AIM →
Please quote every line word for word.

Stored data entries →
════════════════════

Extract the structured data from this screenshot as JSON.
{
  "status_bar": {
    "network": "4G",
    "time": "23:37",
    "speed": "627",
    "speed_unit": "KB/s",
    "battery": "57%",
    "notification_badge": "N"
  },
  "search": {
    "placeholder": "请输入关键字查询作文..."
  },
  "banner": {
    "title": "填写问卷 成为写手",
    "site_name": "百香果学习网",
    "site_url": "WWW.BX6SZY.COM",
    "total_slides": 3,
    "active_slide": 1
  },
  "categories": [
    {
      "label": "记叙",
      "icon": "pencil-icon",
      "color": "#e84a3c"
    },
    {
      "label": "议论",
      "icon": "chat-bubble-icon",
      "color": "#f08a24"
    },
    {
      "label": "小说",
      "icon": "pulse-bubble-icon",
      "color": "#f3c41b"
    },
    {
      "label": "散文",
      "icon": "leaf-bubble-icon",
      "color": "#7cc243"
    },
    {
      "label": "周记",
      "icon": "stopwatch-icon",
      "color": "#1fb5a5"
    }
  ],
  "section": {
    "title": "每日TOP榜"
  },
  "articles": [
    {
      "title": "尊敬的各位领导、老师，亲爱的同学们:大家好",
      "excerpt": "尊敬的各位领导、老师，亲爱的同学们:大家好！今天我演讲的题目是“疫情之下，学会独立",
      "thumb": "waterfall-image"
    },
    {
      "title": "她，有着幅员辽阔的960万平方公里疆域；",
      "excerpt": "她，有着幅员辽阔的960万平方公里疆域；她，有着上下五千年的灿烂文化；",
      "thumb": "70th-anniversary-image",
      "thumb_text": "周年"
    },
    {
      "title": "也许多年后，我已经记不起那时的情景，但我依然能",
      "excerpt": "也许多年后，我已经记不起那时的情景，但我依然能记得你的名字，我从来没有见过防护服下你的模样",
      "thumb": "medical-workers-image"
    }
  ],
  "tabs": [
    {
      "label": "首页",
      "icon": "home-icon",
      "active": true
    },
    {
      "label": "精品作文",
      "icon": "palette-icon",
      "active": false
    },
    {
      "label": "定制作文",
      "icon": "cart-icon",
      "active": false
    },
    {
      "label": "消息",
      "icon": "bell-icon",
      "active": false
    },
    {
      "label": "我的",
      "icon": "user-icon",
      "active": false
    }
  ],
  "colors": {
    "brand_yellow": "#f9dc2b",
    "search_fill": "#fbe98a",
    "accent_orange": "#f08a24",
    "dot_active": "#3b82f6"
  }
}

════════════════════

FINISHED TASK →
Extract the structured data from this screenshot as JSON.
{
  "status_bar": {
    "network": "4G",
    "time": "23:37",
    "speed": "627",
    "speed_unit": "KB/s",
    "battery": "57%",
    "notification_badge": "N"
  },
  "search": {
    "placeholder": "请输入关键字查询作文..."
  },
  "banner": {
    "title": "填写问卷 成为写手",
    "site_name": "百香果学习网",
    "site_url": "WWW.BX6SZY.COM",
    "total_slides": 3,
    "active_slide": 1
  },
  "categories": [
    {
      "label": "记叙",
      "icon": "pencil-icon",
      "color": "#e84a3c"
    },
    {
      "label": "议论",
      "icon": "chat-bubble-icon",
      "color": "#f08a24"
    },
    {
      "label": "小说",
      "icon": "pulse-bubble-icon",
      "color": "#f3c41b"
    },
    {
      "label": "散文",
      "icon": "leaf-bubble-icon",
      "color": "#7cc243"
    },
    {
      "label": "周记",
      "icon": "stopwatch-icon",
      "color": "#1fb5a5"
    }
  ],
  "section": {
    "title": "每日TOP榜"
  },
  "articles": [
    {
      "title": "尊敬的各位领导、老师，亲爱的同学们:大家好",
      "excerpt": "尊敬的各位领导、老师，亲爱的同学们:大家好！今天我演讲的题目是“疫情之下，学会独立",
      "thumb": "waterfall-image"
    },
    {
      "title": "她，有着幅员辽阔的960万平方公里疆域；",
      "excerpt": "她，有着幅员辽阔的960万平方公里疆域；她，有着上下五千年的灿烂文化；",
      "thumb": "70th-anniversary-image",
      "thumb_text": "周年"
    },
    {
      "title": "也许多年后，我已经记不起那时的情景，但我依然能",
      "excerpt": "也许多年后，我已经记不起那时的情景，但我依然能记得你的名字，我从来没有见过防护服下你的模样",
      "thumb": "medical-workers-image"
    }
  ],
  "tabs": [
    {
      "label": "首页",
      "icon": "home-icon",
      "active": true
    },
    {
      "label": "精品作文",
      "icon": "palette-icon",
      "active": false
    },
    {
      "label": "定制作文",
      "icon": "cart-icon",
      "active": false
    },
    {
      "label": "消息",
      "icon": "bell-icon",
      "active": false
    },
    {
      "label": "我的",
      "icon": "user-icon",
      "active": false
    }
  ],
  "colors": {
    "brand_yellow": "#f9dc2b",
    "search_fill": "#fbe98a",
    "accent_orange": "#f08a24",
    "dot_active": "#3b82f6"
  }
}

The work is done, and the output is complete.